→ **GOAL**: Extract and list every line that contains the word "What".

→ **DATA LINES**:
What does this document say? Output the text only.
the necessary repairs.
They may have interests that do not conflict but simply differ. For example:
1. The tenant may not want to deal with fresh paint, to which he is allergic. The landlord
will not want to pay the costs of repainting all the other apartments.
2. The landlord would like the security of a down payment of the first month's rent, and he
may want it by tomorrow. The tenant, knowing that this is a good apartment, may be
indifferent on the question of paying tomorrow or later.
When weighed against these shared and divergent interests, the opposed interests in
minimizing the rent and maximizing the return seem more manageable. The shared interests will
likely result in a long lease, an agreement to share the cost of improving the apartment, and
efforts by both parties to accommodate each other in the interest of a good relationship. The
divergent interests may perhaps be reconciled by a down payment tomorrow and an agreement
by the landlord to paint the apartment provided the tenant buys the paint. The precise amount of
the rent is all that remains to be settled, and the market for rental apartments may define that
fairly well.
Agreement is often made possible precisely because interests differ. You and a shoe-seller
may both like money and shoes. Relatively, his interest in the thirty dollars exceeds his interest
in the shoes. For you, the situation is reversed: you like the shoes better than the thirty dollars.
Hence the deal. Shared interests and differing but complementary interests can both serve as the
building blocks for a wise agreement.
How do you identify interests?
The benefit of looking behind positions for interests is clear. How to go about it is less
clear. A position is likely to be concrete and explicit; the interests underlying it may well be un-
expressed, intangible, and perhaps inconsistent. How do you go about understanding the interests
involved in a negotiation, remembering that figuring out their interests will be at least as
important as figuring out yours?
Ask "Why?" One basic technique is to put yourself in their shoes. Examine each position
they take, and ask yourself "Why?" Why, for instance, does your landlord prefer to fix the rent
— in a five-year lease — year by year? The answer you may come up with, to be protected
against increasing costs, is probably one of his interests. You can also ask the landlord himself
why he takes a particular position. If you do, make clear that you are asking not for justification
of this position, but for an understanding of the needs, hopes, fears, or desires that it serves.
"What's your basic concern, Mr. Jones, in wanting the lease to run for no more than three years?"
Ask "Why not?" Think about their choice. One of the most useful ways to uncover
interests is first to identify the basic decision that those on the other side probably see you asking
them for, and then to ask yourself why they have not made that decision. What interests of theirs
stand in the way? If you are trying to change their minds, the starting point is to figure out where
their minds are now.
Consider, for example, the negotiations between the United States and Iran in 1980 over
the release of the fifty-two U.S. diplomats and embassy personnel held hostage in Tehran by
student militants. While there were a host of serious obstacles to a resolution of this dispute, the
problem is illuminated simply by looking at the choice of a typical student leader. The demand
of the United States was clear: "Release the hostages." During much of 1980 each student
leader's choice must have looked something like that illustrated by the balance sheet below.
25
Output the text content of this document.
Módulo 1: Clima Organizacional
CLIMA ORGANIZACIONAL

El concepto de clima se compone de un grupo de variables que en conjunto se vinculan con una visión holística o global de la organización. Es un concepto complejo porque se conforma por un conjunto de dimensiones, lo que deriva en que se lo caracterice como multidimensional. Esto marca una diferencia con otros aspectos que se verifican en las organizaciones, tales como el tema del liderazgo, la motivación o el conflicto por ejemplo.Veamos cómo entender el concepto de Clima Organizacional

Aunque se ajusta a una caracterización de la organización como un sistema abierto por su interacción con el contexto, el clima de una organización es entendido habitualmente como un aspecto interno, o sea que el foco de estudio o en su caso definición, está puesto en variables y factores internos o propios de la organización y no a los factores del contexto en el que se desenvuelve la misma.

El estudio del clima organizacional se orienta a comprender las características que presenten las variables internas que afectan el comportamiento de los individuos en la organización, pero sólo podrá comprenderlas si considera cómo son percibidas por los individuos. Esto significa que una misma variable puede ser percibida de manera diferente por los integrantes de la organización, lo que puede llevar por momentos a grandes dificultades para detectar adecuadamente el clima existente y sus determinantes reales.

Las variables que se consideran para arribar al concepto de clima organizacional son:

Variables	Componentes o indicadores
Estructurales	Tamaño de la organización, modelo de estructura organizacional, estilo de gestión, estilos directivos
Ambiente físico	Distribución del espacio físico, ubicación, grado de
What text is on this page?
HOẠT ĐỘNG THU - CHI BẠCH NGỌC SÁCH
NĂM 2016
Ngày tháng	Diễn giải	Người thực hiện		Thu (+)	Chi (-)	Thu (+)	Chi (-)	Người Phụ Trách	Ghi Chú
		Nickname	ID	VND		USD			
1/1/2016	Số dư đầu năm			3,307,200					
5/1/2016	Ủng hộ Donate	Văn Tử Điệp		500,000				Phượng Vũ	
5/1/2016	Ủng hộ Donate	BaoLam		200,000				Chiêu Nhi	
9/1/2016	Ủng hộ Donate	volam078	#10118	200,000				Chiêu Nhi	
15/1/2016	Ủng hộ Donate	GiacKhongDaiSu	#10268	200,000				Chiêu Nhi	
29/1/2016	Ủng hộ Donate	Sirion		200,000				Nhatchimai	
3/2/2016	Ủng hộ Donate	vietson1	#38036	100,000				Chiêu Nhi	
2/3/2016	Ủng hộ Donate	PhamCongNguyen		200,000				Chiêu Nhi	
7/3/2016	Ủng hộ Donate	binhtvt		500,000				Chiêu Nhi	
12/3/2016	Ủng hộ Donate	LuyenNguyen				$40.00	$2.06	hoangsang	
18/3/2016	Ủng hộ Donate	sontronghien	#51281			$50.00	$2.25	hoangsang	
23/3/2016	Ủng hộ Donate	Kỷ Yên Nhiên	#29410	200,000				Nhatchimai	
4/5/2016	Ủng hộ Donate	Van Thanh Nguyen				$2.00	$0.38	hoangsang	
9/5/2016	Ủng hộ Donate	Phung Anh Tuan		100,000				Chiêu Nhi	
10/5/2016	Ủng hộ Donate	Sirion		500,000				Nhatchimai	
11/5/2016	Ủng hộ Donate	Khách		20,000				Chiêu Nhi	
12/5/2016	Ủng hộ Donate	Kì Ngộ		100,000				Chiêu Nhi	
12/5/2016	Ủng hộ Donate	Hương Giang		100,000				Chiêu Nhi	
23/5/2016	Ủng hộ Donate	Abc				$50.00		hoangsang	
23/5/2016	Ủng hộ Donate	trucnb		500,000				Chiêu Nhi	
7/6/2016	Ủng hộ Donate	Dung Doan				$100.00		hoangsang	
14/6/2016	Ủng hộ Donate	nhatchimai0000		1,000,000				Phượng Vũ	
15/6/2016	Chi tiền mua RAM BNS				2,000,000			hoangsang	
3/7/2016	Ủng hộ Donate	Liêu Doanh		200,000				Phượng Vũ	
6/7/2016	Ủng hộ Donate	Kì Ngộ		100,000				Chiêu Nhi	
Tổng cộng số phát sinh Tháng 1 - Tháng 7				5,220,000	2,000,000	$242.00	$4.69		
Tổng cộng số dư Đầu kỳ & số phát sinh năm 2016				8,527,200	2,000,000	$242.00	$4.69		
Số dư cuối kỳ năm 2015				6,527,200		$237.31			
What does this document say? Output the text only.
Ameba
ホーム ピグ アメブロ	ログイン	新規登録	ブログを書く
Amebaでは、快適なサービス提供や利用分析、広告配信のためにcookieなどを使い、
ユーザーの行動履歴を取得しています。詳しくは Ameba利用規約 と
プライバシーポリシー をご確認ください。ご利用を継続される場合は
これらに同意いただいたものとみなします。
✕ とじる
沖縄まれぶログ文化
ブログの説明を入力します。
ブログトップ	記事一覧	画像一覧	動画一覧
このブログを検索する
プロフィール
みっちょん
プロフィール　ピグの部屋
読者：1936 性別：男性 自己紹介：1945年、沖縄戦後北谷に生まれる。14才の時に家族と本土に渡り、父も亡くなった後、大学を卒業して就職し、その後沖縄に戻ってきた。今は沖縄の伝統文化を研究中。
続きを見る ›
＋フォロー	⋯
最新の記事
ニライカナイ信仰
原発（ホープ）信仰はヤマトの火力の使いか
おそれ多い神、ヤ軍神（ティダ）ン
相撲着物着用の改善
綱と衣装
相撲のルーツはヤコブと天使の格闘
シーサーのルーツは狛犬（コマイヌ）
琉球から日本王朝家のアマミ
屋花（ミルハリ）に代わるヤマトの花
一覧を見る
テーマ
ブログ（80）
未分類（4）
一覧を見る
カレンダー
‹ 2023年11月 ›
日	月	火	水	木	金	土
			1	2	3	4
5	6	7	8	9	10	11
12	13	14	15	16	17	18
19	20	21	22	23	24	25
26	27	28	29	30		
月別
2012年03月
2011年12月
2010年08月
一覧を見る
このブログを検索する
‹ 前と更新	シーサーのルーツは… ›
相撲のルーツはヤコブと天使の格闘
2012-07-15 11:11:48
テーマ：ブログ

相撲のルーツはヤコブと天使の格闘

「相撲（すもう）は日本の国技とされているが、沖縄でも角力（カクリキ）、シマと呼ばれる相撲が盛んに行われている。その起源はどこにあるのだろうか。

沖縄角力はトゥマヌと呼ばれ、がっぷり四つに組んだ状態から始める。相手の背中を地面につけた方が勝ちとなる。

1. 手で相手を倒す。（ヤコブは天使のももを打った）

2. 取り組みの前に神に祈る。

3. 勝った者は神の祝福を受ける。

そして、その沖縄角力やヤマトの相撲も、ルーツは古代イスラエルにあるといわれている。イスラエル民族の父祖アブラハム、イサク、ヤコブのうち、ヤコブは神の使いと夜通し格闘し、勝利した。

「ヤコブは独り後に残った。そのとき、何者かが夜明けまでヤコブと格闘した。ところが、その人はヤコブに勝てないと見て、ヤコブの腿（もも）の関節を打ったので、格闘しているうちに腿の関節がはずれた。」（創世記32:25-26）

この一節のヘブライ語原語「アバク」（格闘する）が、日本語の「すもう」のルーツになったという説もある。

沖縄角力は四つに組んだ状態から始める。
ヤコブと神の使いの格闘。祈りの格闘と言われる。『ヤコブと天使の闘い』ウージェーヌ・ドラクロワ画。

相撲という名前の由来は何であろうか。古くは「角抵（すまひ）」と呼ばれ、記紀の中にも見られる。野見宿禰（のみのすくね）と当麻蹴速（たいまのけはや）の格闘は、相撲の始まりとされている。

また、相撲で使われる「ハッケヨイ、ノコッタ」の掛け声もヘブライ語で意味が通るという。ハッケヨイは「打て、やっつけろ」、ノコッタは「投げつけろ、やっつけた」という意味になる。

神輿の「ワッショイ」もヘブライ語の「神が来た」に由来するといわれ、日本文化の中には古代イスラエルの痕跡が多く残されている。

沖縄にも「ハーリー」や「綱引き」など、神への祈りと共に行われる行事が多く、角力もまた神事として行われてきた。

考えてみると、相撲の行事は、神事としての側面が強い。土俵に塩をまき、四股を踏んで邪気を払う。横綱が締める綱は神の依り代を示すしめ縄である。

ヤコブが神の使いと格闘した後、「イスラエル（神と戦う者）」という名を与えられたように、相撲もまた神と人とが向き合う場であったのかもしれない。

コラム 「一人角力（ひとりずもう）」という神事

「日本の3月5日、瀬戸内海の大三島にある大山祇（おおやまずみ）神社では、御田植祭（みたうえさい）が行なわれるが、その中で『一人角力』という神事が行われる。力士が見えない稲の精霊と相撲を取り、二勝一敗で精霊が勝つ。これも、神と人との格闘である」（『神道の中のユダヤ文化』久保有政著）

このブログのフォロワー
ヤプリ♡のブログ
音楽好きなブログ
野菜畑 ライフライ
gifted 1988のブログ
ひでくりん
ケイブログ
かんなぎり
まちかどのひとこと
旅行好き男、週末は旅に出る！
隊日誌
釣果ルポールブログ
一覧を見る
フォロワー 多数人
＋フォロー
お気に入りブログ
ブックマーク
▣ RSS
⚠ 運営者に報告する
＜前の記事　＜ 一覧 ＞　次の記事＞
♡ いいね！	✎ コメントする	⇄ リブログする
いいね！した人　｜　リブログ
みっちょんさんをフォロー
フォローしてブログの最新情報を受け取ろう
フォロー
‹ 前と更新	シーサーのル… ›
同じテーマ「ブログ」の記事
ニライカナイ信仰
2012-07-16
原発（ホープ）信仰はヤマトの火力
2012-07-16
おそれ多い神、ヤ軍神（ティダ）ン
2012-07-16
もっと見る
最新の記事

→ **EXERCISE SOLUTION**:
What does this document say? Output the text only.
"What's your basic concern, Mr. Jones, in wanting the lease to run for no more than three years?"
them for, and then to ask yourself why they have not made that decision. What interests of theirs
What text is on this page?
What does this document say? Output the text only.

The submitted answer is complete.